▶ [The exercise] Return the lines from the records without any changes, beginning with the line that contains "data-point (112, 129, 120, 137)" and continuing through the line that contains "data-point (400, 180, 407, 188)".

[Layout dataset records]
◇ ◇ ◇ ◇

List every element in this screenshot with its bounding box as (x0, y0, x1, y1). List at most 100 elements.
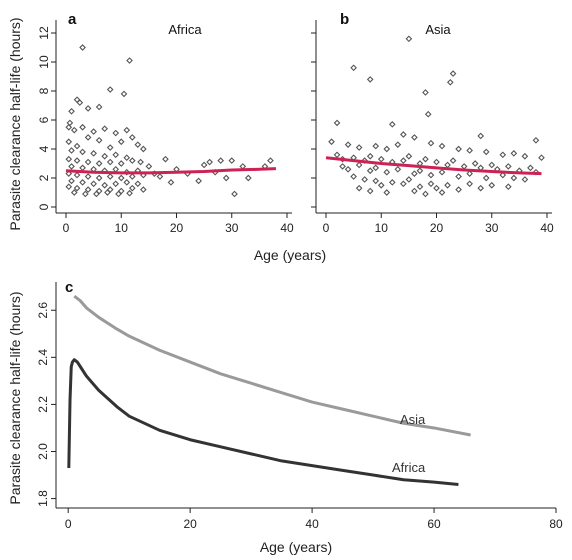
data-point (112, 129, 120, 137)
data-point (101, 152, 108, 160)
data-point (84, 186, 92, 193)
data-point (394, 141, 402, 148)
data-point (162, 155, 169, 163)
data-point (449, 70, 457, 77)
data-point (521, 176, 529, 183)
data-point (115, 190, 122, 198)
data-point (156, 173, 164, 180)
data-point (499, 151, 507, 159)
data-point (455, 186, 462, 193)
y-tick-label: 2.4 (36, 349, 50, 366)
data-point (195, 177, 202, 185)
data-point (482, 174, 490, 182)
bottom-y-axis-title: Parasite clearance half-life (hours) (7, 291, 23, 504)
data-point (400, 180, 407, 188)
data-point (145, 163, 153, 170)
x-tick-label: 60 (427, 517, 441, 531)
data-point (82, 190, 89, 198)
data-point (222, 174, 230, 182)
data-point (532, 136, 540, 144)
top-y-axis-title: Parasite clearance half-life (hours) (7, 17, 23, 230)
series-label-asia: Asia (400, 412, 426, 427)
data-point (90, 128, 97, 135)
y-tick-label: 2.6 (36, 302, 50, 319)
data-point (106, 158, 114, 166)
data-point (433, 158, 440, 166)
x-tick-label: 0 (323, 221, 330, 235)
data-point (101, 125, 108, 133)
y-tick-label: 10 (37, 55, 51, 69)
data-point (112, 165, 120, 173)
data-point (444, 181, 451, 189)
data-point (355, 144, 363, 151)
data-point (140, 186, 147, 193)
data-point (405, 152, 413, 160)
data-point (438, 142, 446, 150)
data-point (65, 123, 73, 131)
data-point (267, 157, 274, 164)
data-point (400, 131, 407, 138)
data-point (455, 145, 462, 153)
data-point (488, 161, 496, 169)
series-line-africa (67, 358, 459, 486)
data-point (84, 134, 92, 141)
data-point (339, 163, 346, 170)
x-tick-label: 20 (170, 221, 184, 235)
data-point (422, 155, 429, 163)
data-point (95, 103, 103, 111)
bottom-x-axis-title: Age (years) (260, 539, 332, 555)
x-tick-label: 0 (63, 221, 70, 235)
panel-a-fit-line (65, 167, 277, 175)
data-point (411, 134, 418, 141)
data-point (84, 105, 92, 112)
data-point (424, 110, 432, 118)
data-point (366, 152, 374, 160)
data-point (405, 176, 413, 183)
data-point (200, 161, 208, 169)
data-point (510, 150, 518, 157)
y-tick-label: 1.8 (36, 490, 50, 507)
data-point (79, 44, 86, 51)
data-point (117, 174, 125, 182)
data-point (527, 164, 534, 172)
data-point (350, 64, 357, 72)
data-point (68, 177, 75, 185)
data-point (73, 171, 81, 179)
data-point (333, 119, 341, 127)
data-point (433, 184, 440, 192)
panel-a-letter: a (68, 11, 77, 28)
data-point (134, 141, 142, 148)
data-point (372, 177, 380, 185)
data-point (388, 121, 396, 128)
data-point (427, 139, 435, 147)
data-point (106, 86, 114, 93)
data-point (90, 165, 97, 173)
data-point (438, 189, 446, 196)
data-point (372, 142, 380, 150)
data-point (120, 90, 128, 98)
x-tick-label: 30 (225, 221, 239, 235)
data-point (383, 145, 391, 153)
data-point (446, 78, 454, 86)
data-point (377, 155, 385, 163)
panel-a-points (65, 44, 274, 198)
data-point (471, 160, 479, 167)
data-point (416, 160, 424, 167)
data-point (427, 171, 435, 179)
data-point (383, 189, 391, 196)
data-point (466, 170, 473, 177)
data-point (444, 161, 451, 169)
data-point (68, 163, 75, 170)
data-point (123, 179, 131, 186)
data-point (344, 165, 352, 173)
data-point (466, 147, 473, 154)
data-point (521, 152, 529, 160)
data-point (79, 123, 86, 131)
x-tick-label: 30 (485, 221, 499, 235)
data-point (411, 187, 418, 195)
panel-a-ticks: 0 2 4 6 8 10 12 0 10 20 30 40 (37, 26, 294, 235)
data-point (117, 138, 125, 146)
data-point (482, 148, 490, 156)
data-point (355, 184, 363, 192)
data-point (93, 190, 100, 198)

◇ ◇ ◇ ◇

▶ [Reply]
data-point (112, 129, 120, 137)
data-point (101, 152, 108, 160)
data-point (84, 186, 92, 193)
data-point (394, 141, 402, 148)
data-point (162, 155, 169, 163)
data-point (449, 70, 457, 77)
data-point (521, 176, 529, 183)
data-point (115, 190, 122, 198)
data-point (156, 173, 164, 180)
data-point (499, 151, 507, 159)
data-point (455, 186, 462, 193)
y-tick-label: 2.4 (36, 349, 50, 366)
data-point (195, 177, 202, 185)
data-point (482, 174, 490, 182)
bottom-y-axis-title: Parasite clearance half-life (hours) (7, 291, 23, 504)
data-point (400, 180, 407, 188)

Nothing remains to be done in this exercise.